== Work to do ==
Track down every line below that holds "subpoena" and copy it.

-- START OF Input for this task --

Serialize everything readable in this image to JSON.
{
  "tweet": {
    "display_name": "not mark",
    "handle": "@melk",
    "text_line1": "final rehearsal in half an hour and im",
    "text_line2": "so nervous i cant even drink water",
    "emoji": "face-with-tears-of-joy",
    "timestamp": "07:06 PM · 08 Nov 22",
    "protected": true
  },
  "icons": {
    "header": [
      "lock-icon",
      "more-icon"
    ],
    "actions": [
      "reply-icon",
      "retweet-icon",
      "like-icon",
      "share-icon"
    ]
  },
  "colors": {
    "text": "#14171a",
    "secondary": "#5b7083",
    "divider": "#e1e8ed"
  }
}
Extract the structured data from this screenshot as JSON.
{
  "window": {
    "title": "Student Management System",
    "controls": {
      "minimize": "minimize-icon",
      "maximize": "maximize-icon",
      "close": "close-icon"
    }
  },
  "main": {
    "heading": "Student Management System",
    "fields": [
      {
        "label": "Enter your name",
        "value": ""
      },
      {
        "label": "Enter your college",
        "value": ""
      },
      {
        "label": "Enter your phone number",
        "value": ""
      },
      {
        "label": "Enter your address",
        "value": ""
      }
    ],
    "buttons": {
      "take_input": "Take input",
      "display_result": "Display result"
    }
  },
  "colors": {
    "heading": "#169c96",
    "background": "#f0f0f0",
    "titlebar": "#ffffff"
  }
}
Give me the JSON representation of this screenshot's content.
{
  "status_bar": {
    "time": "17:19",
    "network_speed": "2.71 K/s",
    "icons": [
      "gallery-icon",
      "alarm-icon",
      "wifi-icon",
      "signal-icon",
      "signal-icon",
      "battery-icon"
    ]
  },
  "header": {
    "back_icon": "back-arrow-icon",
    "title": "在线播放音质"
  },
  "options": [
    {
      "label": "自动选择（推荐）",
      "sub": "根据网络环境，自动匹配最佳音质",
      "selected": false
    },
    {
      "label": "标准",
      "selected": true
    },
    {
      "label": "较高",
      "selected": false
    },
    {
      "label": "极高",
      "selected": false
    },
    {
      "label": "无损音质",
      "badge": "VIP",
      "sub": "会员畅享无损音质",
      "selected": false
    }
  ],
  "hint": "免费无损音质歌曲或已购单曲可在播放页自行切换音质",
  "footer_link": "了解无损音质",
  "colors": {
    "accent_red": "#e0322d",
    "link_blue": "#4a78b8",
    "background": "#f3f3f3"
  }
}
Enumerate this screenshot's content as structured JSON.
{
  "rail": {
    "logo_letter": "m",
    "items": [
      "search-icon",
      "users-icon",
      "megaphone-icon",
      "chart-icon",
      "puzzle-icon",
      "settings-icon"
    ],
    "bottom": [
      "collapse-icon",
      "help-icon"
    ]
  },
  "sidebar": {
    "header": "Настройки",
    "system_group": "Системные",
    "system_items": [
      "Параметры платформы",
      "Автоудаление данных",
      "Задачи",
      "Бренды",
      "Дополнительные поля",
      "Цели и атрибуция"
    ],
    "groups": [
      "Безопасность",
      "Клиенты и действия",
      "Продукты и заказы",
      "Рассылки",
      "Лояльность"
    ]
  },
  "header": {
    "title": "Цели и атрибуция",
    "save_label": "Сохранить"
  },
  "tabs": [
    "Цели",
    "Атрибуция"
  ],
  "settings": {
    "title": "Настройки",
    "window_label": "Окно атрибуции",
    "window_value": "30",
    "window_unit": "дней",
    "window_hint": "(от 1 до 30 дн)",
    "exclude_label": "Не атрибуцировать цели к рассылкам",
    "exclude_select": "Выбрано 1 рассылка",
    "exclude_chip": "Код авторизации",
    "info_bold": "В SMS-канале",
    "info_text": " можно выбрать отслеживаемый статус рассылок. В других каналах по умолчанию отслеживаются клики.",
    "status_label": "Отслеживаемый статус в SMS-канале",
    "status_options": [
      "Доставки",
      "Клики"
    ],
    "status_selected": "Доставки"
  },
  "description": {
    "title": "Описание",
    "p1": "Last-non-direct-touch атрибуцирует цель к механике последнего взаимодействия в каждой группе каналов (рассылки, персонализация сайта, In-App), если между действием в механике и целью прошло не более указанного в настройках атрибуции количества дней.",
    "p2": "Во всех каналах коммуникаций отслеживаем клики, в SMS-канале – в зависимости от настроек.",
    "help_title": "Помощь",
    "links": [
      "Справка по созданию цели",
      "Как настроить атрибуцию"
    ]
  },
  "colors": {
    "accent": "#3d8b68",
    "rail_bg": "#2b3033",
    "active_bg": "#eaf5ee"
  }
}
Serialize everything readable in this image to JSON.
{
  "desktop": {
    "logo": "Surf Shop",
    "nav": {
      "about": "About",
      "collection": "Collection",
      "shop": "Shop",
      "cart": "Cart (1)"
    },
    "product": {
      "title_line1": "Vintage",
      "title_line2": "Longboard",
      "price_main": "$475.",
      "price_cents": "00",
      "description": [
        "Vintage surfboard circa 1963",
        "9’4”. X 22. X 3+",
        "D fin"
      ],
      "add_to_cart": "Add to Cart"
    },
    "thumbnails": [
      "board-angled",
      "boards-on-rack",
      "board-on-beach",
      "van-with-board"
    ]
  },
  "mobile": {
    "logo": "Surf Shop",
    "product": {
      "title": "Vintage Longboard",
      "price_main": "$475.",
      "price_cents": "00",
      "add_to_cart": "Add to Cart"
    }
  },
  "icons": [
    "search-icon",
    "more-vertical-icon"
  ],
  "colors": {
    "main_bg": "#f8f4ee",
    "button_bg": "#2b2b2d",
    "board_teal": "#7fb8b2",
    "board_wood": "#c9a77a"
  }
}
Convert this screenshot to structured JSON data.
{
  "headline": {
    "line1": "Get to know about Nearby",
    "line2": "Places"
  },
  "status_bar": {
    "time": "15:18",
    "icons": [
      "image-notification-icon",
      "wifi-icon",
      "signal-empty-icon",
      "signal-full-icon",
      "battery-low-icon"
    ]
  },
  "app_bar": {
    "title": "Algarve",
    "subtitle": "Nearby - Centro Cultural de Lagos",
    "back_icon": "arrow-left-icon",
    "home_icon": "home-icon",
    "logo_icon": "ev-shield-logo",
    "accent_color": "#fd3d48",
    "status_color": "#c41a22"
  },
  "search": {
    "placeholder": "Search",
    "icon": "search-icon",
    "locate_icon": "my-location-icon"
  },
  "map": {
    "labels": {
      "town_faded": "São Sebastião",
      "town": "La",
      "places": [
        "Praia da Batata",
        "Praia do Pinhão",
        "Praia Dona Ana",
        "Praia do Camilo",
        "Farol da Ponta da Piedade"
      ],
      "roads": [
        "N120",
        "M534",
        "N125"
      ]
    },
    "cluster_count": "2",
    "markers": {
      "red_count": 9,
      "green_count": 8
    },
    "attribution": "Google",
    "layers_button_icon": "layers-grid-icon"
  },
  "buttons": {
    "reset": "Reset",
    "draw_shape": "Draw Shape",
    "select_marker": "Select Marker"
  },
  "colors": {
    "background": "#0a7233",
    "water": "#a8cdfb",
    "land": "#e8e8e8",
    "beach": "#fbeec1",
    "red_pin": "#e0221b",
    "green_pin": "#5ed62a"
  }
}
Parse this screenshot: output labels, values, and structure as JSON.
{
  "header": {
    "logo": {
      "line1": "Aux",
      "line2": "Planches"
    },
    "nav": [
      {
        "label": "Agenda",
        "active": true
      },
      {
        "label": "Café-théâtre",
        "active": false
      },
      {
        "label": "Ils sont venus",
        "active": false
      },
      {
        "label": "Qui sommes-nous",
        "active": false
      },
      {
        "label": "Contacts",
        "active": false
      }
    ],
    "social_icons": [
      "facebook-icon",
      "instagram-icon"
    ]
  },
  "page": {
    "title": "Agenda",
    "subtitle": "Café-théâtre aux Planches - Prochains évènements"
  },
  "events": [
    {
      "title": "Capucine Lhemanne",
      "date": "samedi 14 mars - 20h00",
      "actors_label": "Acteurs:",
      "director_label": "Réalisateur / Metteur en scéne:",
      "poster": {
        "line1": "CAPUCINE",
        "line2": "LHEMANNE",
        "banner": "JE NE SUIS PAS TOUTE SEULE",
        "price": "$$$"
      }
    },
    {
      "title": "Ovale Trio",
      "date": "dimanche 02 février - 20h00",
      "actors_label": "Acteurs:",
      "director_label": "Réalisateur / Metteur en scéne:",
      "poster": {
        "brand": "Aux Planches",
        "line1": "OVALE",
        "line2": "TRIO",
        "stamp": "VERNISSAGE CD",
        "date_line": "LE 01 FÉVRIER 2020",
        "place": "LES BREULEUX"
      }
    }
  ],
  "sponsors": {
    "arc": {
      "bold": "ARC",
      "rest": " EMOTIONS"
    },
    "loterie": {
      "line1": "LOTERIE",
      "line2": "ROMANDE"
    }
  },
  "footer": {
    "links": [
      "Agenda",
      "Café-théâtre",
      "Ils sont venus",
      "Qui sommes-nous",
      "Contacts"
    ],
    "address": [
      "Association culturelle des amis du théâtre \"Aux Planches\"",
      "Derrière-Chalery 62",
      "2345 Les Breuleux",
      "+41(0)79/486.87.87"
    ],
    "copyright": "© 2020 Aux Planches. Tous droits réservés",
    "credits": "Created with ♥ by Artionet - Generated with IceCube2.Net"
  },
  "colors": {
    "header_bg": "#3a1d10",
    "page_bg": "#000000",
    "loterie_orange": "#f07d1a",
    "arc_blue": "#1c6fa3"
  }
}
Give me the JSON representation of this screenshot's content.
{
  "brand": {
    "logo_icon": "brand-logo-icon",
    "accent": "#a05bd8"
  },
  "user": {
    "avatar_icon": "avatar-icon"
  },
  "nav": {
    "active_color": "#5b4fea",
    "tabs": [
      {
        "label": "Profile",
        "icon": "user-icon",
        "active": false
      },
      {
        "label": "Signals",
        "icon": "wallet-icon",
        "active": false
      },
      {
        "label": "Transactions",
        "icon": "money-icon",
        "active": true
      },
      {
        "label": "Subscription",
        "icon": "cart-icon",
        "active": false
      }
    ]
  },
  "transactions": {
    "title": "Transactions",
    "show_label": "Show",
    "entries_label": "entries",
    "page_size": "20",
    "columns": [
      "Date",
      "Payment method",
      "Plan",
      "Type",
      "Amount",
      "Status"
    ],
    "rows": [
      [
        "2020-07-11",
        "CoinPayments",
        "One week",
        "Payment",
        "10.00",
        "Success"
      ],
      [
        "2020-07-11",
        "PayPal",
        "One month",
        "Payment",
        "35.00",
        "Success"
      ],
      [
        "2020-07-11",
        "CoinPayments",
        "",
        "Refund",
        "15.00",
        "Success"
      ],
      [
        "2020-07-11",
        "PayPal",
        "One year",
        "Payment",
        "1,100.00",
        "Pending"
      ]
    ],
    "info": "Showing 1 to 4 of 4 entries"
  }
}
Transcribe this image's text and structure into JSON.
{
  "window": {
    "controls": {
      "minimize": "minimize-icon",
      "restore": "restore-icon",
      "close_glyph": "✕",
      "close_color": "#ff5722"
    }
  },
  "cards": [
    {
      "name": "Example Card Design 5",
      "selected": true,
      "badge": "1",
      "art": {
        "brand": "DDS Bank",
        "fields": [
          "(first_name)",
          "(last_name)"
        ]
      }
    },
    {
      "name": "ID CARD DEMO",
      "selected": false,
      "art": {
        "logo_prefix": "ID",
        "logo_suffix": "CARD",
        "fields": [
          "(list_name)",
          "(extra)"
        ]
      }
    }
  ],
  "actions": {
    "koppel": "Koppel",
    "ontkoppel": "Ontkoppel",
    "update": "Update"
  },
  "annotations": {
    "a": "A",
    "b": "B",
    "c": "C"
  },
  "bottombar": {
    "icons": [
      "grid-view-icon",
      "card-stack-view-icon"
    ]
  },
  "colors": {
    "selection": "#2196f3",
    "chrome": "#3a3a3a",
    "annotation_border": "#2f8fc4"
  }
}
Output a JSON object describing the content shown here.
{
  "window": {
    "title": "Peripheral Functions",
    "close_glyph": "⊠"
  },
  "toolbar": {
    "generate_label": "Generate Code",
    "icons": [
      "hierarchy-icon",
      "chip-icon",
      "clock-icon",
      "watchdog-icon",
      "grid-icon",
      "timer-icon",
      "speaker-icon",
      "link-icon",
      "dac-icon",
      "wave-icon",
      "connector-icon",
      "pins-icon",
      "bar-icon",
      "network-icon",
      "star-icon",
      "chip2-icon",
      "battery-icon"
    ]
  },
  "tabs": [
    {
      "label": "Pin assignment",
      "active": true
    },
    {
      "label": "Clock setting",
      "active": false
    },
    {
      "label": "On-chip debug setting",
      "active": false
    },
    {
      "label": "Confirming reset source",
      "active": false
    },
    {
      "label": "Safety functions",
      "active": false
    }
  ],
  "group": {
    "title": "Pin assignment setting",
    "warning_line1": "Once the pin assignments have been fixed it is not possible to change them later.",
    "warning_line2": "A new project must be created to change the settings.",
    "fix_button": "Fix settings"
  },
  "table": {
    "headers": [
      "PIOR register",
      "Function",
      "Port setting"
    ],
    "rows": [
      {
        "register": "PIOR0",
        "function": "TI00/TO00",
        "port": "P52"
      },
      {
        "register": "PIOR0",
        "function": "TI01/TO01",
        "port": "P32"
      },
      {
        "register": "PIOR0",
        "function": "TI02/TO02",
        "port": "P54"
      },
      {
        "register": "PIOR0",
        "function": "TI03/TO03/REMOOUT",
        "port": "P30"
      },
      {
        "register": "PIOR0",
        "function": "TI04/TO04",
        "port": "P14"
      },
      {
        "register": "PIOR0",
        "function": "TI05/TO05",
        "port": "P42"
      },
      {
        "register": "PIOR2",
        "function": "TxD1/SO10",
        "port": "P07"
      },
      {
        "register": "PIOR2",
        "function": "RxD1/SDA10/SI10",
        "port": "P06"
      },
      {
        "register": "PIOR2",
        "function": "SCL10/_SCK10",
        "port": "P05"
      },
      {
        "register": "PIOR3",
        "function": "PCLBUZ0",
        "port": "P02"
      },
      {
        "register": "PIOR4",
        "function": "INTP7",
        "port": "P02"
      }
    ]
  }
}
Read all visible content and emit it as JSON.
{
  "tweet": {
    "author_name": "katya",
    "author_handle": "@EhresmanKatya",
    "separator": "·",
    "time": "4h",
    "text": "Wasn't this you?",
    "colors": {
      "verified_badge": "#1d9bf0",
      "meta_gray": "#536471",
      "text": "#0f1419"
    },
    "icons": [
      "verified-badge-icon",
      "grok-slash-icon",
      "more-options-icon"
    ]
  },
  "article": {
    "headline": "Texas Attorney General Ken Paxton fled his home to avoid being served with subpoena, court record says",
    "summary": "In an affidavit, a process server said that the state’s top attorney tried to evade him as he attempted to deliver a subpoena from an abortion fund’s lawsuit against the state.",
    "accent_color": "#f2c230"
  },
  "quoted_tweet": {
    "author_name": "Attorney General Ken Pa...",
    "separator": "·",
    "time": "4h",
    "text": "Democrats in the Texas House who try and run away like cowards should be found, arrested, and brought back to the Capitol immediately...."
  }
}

-- END OF Input for this task --

== Written response ==
    "headline": "Texas Attorney General Ken Paxton fled his home to avoid being served with subpoena, court record says",
    "summary": "In an affidavit, a process server said that the state’s top attorney tried to evade him as he attempted to deliver a subpoena from an abortion fund’s lawsuit against the state.",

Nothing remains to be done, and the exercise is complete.